• [Do this]
Give only the number of lines in the listing below where the string "JSON" occurs.

• [Data supplied]

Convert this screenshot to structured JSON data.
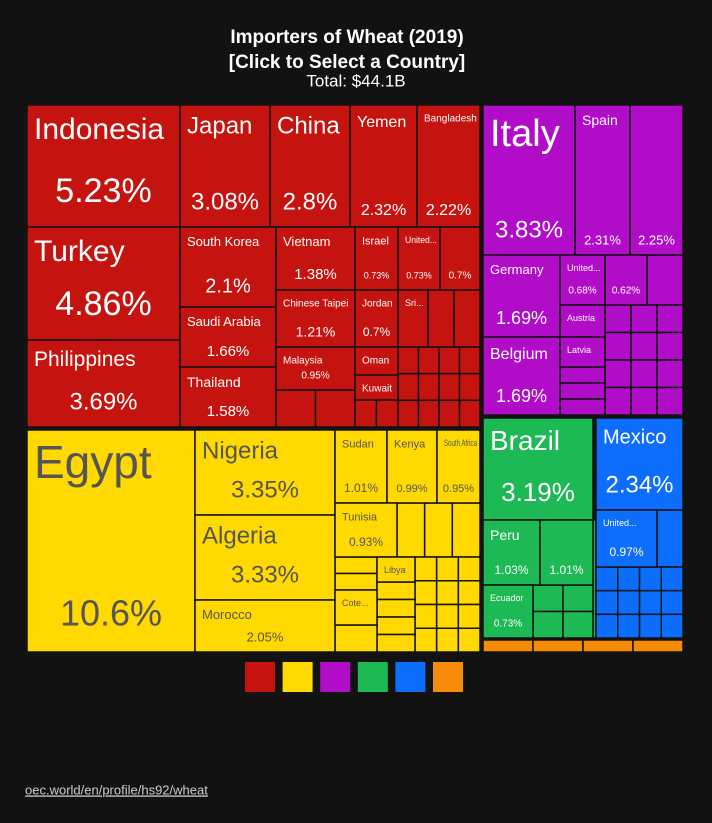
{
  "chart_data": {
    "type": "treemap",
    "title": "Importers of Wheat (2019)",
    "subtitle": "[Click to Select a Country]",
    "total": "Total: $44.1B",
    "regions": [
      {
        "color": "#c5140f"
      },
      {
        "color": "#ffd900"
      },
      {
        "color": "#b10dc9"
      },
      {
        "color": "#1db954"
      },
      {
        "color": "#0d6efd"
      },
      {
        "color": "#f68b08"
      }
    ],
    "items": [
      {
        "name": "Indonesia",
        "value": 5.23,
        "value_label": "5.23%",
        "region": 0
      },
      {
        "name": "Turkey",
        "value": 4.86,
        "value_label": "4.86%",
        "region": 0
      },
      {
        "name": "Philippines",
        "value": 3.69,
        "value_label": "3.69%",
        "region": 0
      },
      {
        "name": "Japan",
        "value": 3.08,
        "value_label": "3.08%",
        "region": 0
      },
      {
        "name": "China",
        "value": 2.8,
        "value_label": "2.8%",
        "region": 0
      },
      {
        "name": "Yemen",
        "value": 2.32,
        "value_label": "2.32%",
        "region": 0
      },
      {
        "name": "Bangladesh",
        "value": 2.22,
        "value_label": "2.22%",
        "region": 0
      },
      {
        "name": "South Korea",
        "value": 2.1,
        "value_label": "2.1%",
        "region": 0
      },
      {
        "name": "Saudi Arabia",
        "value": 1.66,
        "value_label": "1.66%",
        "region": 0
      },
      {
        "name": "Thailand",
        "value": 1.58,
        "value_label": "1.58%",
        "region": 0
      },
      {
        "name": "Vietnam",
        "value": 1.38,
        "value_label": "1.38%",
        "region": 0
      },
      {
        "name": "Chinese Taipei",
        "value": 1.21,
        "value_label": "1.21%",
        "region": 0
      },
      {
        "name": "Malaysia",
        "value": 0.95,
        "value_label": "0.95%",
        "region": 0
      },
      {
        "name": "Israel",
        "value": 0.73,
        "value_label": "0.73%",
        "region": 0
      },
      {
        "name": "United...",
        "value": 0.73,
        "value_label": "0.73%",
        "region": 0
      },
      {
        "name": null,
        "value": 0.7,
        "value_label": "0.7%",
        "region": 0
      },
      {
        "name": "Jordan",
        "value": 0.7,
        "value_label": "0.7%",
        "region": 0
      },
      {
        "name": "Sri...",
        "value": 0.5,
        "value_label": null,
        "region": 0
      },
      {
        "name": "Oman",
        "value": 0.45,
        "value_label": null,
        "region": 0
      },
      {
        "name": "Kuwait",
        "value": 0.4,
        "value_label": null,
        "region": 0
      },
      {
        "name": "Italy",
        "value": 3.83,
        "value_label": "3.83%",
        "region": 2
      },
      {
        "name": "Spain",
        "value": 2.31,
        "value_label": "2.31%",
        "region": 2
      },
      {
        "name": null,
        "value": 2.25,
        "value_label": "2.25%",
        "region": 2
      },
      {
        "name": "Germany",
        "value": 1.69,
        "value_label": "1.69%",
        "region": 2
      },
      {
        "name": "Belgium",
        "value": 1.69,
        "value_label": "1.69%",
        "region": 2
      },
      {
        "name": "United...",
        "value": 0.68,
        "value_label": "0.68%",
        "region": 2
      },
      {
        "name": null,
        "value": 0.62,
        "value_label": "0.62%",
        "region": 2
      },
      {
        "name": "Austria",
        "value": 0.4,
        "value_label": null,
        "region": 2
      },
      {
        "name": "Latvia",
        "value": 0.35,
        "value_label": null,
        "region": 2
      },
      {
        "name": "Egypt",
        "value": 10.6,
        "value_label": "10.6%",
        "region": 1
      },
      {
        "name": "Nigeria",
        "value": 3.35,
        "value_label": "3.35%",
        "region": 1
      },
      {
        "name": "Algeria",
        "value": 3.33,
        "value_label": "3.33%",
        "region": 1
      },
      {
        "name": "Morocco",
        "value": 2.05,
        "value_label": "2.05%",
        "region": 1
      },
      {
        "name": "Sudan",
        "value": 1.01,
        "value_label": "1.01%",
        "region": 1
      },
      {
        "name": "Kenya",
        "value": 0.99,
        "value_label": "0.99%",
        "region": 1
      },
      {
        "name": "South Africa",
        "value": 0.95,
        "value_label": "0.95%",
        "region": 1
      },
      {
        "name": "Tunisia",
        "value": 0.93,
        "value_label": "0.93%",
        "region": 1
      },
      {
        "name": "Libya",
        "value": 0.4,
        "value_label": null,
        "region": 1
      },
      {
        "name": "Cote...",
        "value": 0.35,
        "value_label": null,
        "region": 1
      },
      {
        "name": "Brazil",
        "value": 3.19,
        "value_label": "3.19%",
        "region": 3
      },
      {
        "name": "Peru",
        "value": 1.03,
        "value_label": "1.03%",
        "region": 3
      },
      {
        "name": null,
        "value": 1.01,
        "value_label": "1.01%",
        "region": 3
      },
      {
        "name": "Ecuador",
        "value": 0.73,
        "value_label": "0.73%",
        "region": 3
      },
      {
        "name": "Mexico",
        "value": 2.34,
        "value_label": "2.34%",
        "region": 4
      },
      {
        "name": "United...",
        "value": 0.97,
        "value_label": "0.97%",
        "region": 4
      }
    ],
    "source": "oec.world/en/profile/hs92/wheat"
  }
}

--

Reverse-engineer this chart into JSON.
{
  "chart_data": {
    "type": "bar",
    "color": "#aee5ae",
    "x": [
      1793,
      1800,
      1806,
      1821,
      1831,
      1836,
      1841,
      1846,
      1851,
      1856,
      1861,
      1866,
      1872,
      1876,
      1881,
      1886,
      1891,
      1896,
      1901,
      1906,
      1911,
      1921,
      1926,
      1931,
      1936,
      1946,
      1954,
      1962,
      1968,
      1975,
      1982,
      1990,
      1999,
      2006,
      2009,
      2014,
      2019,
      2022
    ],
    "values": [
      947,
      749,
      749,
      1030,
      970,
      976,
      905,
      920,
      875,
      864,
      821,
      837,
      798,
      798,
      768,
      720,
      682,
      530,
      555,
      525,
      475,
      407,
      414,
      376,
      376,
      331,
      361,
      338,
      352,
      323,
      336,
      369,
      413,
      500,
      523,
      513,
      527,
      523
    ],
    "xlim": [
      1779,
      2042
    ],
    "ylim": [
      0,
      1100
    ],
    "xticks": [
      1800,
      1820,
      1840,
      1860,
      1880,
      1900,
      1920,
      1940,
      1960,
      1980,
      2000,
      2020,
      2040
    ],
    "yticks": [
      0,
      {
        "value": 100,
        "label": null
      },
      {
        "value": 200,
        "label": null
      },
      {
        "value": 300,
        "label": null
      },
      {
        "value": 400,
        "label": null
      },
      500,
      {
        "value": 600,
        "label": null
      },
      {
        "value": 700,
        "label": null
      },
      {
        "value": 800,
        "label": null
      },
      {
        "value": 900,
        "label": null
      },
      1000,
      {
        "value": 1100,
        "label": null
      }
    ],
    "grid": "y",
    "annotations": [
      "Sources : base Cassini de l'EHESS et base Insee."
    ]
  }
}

• [Complete answer]
2